Given instruction:
Copy out each line below that has the word "JSON" in it.

[Figure content listings]

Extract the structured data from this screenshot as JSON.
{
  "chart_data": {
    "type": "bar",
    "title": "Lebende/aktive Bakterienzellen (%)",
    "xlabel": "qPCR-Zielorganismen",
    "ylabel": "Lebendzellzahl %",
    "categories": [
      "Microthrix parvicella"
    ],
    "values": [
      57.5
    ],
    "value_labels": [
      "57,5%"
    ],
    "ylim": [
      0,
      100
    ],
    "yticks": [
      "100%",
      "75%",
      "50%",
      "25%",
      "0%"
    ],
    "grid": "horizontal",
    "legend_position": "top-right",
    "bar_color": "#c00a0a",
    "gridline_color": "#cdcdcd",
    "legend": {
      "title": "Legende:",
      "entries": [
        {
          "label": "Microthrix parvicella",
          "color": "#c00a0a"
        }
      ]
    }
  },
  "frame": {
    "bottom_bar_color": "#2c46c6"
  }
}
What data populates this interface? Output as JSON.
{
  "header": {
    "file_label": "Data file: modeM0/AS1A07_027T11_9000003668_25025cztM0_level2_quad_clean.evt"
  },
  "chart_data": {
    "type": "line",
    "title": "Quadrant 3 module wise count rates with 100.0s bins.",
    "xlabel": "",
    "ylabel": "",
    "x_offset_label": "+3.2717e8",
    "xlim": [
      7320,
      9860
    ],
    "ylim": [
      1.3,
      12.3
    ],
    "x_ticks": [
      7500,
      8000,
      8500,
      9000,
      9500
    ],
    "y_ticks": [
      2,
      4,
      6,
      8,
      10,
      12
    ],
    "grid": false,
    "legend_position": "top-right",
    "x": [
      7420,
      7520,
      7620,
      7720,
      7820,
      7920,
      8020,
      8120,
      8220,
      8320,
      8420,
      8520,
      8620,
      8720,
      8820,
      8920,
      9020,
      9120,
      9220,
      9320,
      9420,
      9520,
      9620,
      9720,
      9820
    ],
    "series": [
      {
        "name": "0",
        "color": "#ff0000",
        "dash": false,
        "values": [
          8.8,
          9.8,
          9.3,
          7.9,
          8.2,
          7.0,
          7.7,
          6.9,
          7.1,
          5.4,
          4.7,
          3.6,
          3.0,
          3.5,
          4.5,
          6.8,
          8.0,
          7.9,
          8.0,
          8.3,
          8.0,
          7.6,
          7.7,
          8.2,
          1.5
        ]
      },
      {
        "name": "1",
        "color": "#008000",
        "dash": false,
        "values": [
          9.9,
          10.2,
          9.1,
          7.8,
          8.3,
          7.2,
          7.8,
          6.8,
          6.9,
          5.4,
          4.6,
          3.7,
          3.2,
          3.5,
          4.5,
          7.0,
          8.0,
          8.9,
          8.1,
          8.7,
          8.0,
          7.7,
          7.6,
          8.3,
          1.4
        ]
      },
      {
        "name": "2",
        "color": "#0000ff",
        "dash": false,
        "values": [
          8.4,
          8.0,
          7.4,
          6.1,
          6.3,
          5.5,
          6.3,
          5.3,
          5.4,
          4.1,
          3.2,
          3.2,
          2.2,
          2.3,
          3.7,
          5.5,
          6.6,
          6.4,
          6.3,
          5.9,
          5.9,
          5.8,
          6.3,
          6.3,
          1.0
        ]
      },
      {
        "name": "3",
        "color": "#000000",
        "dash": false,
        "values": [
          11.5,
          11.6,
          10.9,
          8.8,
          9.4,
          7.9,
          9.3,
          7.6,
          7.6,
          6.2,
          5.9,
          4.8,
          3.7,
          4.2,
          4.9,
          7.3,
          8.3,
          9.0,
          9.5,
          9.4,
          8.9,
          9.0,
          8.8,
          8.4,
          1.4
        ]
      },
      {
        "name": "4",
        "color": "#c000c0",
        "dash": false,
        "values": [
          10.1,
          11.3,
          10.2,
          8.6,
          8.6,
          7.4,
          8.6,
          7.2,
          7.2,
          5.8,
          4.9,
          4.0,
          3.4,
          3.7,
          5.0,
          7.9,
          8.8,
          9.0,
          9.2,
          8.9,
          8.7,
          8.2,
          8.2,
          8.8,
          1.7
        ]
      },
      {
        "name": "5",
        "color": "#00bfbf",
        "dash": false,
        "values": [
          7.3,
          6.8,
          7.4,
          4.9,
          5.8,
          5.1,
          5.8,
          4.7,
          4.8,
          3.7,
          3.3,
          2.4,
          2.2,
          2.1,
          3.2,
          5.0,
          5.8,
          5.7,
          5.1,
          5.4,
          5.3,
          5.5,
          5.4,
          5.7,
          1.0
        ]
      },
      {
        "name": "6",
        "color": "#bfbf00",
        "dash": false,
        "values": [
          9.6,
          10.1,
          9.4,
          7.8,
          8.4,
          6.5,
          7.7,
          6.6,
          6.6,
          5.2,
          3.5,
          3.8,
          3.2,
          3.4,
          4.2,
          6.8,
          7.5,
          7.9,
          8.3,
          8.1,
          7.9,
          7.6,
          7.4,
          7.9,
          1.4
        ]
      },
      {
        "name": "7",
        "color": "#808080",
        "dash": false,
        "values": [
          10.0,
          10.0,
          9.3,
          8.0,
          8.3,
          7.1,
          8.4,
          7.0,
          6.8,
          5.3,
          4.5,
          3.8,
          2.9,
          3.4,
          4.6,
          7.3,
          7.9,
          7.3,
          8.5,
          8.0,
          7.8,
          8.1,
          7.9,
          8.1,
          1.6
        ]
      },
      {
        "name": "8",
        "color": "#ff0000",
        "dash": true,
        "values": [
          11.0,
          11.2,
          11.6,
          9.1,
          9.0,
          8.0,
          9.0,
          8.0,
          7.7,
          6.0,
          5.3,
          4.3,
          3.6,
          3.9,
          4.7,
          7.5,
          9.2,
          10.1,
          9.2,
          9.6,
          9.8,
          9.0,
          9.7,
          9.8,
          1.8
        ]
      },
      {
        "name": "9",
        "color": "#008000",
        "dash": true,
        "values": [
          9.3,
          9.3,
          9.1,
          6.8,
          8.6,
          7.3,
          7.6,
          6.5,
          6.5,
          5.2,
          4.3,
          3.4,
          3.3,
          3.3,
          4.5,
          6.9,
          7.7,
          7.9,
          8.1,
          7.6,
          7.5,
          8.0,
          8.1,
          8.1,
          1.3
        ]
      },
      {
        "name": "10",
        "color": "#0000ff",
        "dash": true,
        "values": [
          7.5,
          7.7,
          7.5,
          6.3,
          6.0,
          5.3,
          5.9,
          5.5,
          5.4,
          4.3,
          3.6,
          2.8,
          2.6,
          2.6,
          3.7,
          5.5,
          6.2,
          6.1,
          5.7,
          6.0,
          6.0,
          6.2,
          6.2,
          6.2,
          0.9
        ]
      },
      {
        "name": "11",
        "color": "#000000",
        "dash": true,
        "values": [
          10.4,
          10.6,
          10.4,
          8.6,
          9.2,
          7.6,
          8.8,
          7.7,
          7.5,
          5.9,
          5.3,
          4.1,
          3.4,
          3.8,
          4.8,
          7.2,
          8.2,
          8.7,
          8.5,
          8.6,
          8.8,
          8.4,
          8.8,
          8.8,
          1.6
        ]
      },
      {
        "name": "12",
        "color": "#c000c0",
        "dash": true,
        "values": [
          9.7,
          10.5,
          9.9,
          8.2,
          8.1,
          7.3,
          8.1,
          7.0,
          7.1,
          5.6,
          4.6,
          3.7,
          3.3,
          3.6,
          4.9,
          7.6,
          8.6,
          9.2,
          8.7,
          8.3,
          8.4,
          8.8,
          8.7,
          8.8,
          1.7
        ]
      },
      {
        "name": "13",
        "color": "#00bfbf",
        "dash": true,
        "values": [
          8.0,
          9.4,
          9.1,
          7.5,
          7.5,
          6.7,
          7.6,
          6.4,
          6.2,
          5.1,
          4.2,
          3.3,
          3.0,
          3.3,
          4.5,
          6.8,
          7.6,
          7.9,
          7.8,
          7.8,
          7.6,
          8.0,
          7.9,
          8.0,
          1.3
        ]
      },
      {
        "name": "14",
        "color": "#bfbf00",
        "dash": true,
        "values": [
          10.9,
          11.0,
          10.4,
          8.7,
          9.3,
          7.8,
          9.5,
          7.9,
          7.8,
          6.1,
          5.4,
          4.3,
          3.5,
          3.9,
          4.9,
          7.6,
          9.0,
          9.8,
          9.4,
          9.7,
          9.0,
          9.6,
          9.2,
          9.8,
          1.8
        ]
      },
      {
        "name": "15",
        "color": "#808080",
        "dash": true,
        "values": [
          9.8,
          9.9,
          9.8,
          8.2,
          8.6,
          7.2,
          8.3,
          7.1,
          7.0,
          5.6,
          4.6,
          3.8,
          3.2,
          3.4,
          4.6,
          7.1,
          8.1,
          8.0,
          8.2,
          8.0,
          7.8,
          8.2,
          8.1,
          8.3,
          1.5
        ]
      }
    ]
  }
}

Final result:
Extract the structured data from this screenshot as JSON.
What data populates this interface? Output as JSON.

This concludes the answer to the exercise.